-- start RECORDS FOR THIS EXERCISE --
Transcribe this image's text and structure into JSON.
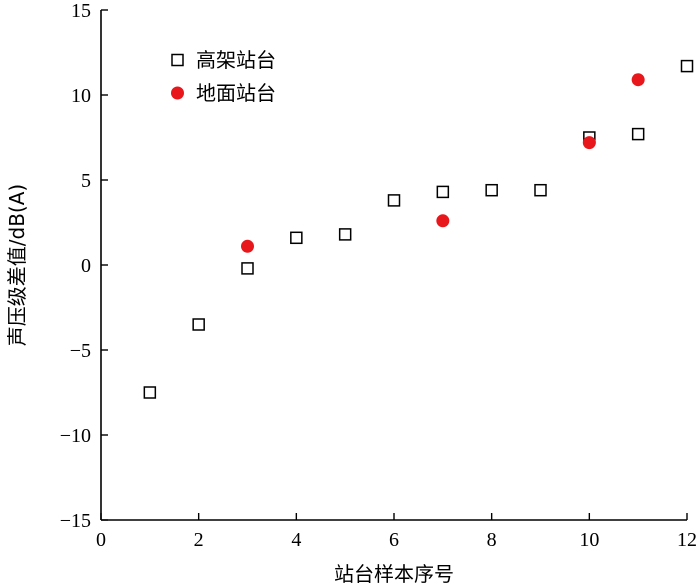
{
  "chart_data": {
    "type": "scatter",
    "xlabel": "站台样本序号",
    "ylabel": "声压级差值/dB(A)",
    "xlim": [
      0,
      12
    ],
    "ylim": [
      -15,
      15
    ],
    "x_ticks": [
      0,
      2,
      4,
      6,
      8,
      10,
      12
    ],
    "y_ticks": [
      -15,
      -10,
      -5,
      0,
      5,
      10,
      15
    ],
    "x_tick_labels": [
      "0",
      "2",
      "4",
      "6",
      "8",
      "10",
      "12"
    ],
    "y_tick_labels": [
      "−15",
      "−10",
      "−5",
      "0",
      "5",
      "10",
      "15"
    ],
    "grid": false,
    "legend_position": "top-left",
    "series": [
      {
        "name": "高架站台",
        "marker": "open-square",
        "color": "#000000",
        "points": [
          {
            "x": 1,
            "y": -7.5
          },
          {
            "x": 2,
            "y": -3.5
          },
          {
            "x": 3,
            "y": -0.2
          },
          {
            "x": 4,
            "y": 1.6
          },
          {
            "x": 5,
            "y": 1.8
          },
          {
            "x": 6,
            "y": 3.8
          },
          {
            "x": 7,
            "y": 4.3
          },
          {
            "x": 8,
            "y": 4.4
          },
          {
            "x": 9,
            "y": 4.4
          },
          {
            "x": 10,
            "y": 7.5
          },
          {
            "x": 11,
            "y": 7.7
          },
          {
            "x": 12,
            "y": 11.7
          }
        ]
      },
      {
        "name": "地面站台",
        "marker": "filled-circle",
        "color": "#e8171b",
        "points": [
          {
            "x": 3,
            "y": 1.1
          },
          {
            "x": 7,
            "y": 2.6
          },
          {
            "x": 10,
            "y": 7.2
          },
          {
            "x": 11,
            "y": 10.9
          }
        ]
      }
    ]
  }
}
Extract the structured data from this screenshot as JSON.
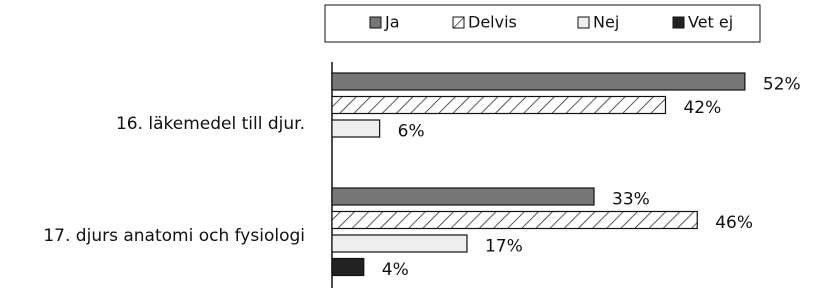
{
  "chart_data": {
    "type": "bar",
    "orientation": "horizontal",
    "categories": [
      "16. läkemedel till djur.",
      "17. djurs anatomi och fysiologi"
    ],
    "series": [
      {
        "name": "Ja",
        "color": "#777777",
        "values": [
          52,
          33
        ],
        "value_labels": [
          "52%",
          "33%"
        ]
      },
      {
        "name": "Delvis",
        "color": "hatch",
        "values": [
          42,
          46
        ],
        "value_labels": [
          "42%",
          "46%"
        ]
      },
      {
        "name": "Nej",
        "color": "#eeeeee",
        "values": [
          6,
          17
        ],
        "value_labels": [
          "6%",
          "17%"
        ]
      },
      {
        "name": "Vet ej",
        "color": "#222222",
        "values": [
          null,
          4
        ],
        "value_labels": [
          null,
          "4%"
        ]
      }
    ],
    "legend": "top"
  }
}
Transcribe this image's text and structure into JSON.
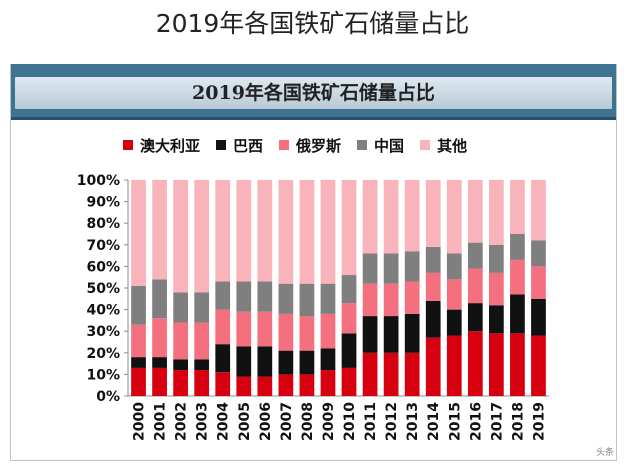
{
  "page_title": "2019年各国铁矿石储量占比",
  "chart_data": {
    "type": "bar",
    "stacked": true,
    "title": "2019年各国铁矿石储量占比",
    "xlabel": "",
    "ylabel": "",
    "ylim": [
      0,
      100
    ],
    "y_tick_labels": [
      "0%",
      "10%",
      "20%",
      "30%",
      "40%",
      "50%",
      "60%",
      "70%",
      "80%",
      "90%",
      "100%"
    ],
    "grid": false,
    "legend_position": "top",
    "categories": [
      "2000",
      "2001",
      "2002",
      "2003",
      "2004",
      "2005",
      "2006",
      "2007",
      "2008",
      "2009",
      "2010",
      "2011",
      "2012",
      "2013",
      "2014",
      "2015",
      "2016",
      "2017",
      "2018",
      "2019"
    ],
    "series": [
      {
        "name": "澳大利亚",
        "color": "#d7000f",
        "values": [
          13,
          13,
          12,
          12,
          11,
          9,
          9,
          10,
          10,
          12,
          13,
          20,
          20,
          20,
          27,
          28,
          30,
          29,
          29,
          28
        ]
      },
      {
        "name": "巴西",
        "color": "#111111",
        "values": [
          5,
          5,
          5,
          5,
          13,
          14,
          14,
          11,
          11,
          10,
          16,
          17,
          17,
          18,
          17,
          12,
          13,
          13,
          18,
          17
        ]
      },
      {
        "name": "俄罗斯",
        "color": "#f5707e",
        "values": [
          15,
          18,
          17,
          17,
          16,
          16,
          16,
          17,
          16,
          16,
          14,
          15,
          15,
          15,
          13,
          14,
          16,
          15,
          16,
          15
        ]
      },
      {
        "name": "中国",
        "color": "#7f7f7f",
        "values": [
          18,
          18,
          14,
          14,
          13,
          14,
          14,
          14,
          15,
          14,
          13,
          14,
          14,
          14,
          12,
          12,
          12,
          13,
          12,
          12
        ]
      },
      {
        "name": "其他",
        "color": "#f9b3bb",
        "values": [
          49,
          46,
          52,
          52,
          47,
          47,
          47,
          48,
          48,
          48,
          44,
          34,
          34,
          33,
          31,
          34,
          29,
          30,
          25,
          28
        ]
      }
    ]
  },
  "watermark": "头条"
}
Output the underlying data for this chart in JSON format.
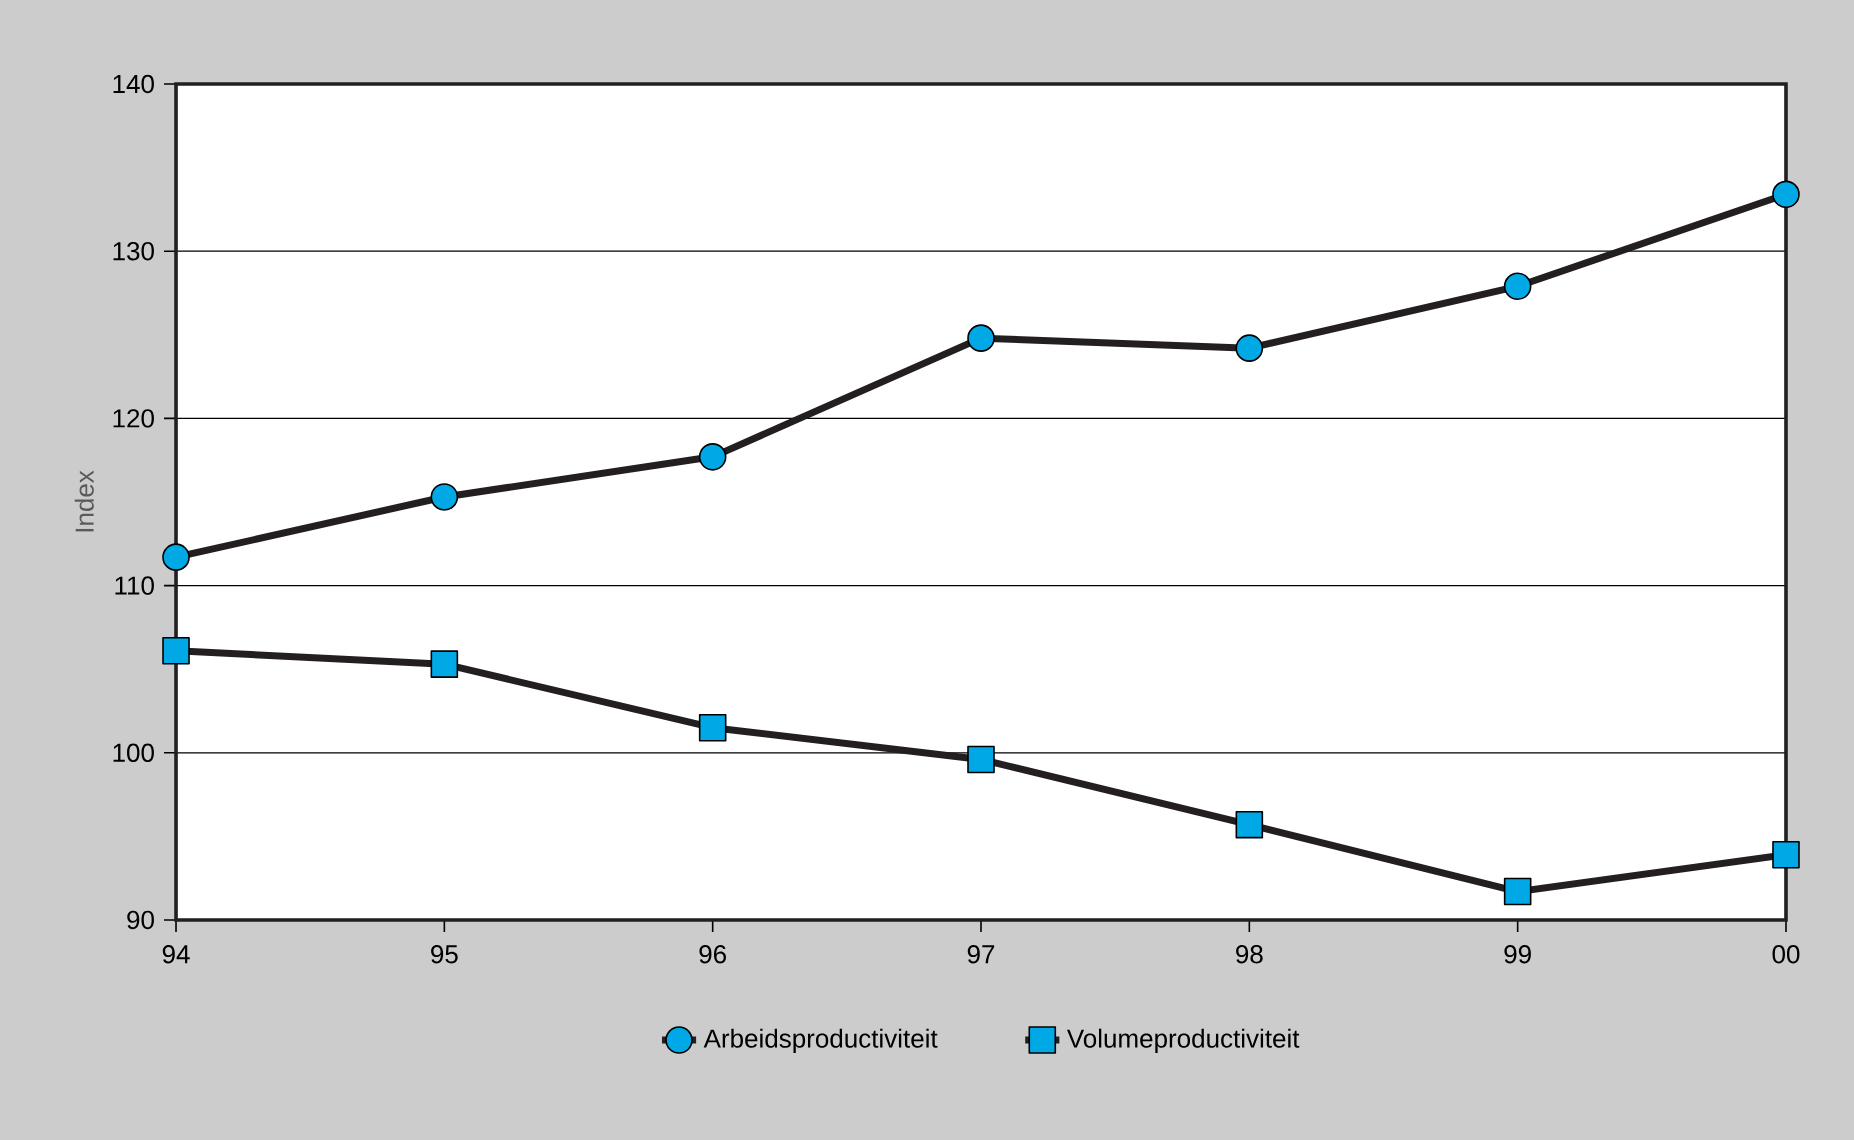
{
  "chart_data": {
    "type": "line",
    "ylabel": "Index",
    "categories": [
      "94",
      "95",
      "96",
      "97",
      "98",
      "99",
      "00"
    ],
    "series": [
      {
        "name": "Arbeidsproductiviteit",
        "color": "#00a9e6",
        "marker": "circle",
        "values": [
          111.7,
          115.3,
          117.7,
          124.8,
          124.2,
          127.9,
          133.4
        ]
      },
      {
        "name": "Volumeproductiviteit",
        "color": "#00a9e6",
        "marker": "square",
        "values": [
          106.1,
          105.3,
          101.5,
          99.6,
          95.7,
          91.7,
          93.9
        ]
      }
    ],
    "ylim": [
      90,
      140
    ],
    "yticks": [
      90,
      100,
      110,
      120,
      130,
      140
    ],
    "grid": "y",
    "legend": "bottom",
    "line_style": "solid"
  }
}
-- end RECORDS FOR THIS EXERCISE --
▶ TASK GOAL: Restate verbatim the lines running from the line with "Output the underlying" through the end of the material; both ends count, and images are omitted.

▶ ANSWER TO THIS EXERCISE:
Output the underlying data for this chart in JSON format.
{
  "chart_data": {
    "type": "line",
    "ylabel": "Index",
    "categories": [
      "94",
      "95",
      "96",
      "97",
      "98",
      "99",
      "00"
    ],
    "series": [
      {
        "name": "Arbeidsproductiviteit",
        "color": "#00a9e6",
        "marker": "circle",
        "values": [
          111.7,
          115.3,
          117.7,
          124.8,
          124.2,
          127.9,
          133.4
        ]
      },
      {
        "name": "Volumeproductiviteit",
        "color": "#00a9e6",
        "marker": "square",
        "values": [
          106.1,
          105.3,
          101.5,
          99.6,
          95.7,
          91.7,
          93.9
        ]
      }
    ],
    "ylim": [
      90,
      140
    ],
    "yticks": [
      90,
      100,
      110,
      120,
      130,
      140
    ],
    "grid": "y",
    "legend": "bottom",
    "line_style": "solid"
  }
}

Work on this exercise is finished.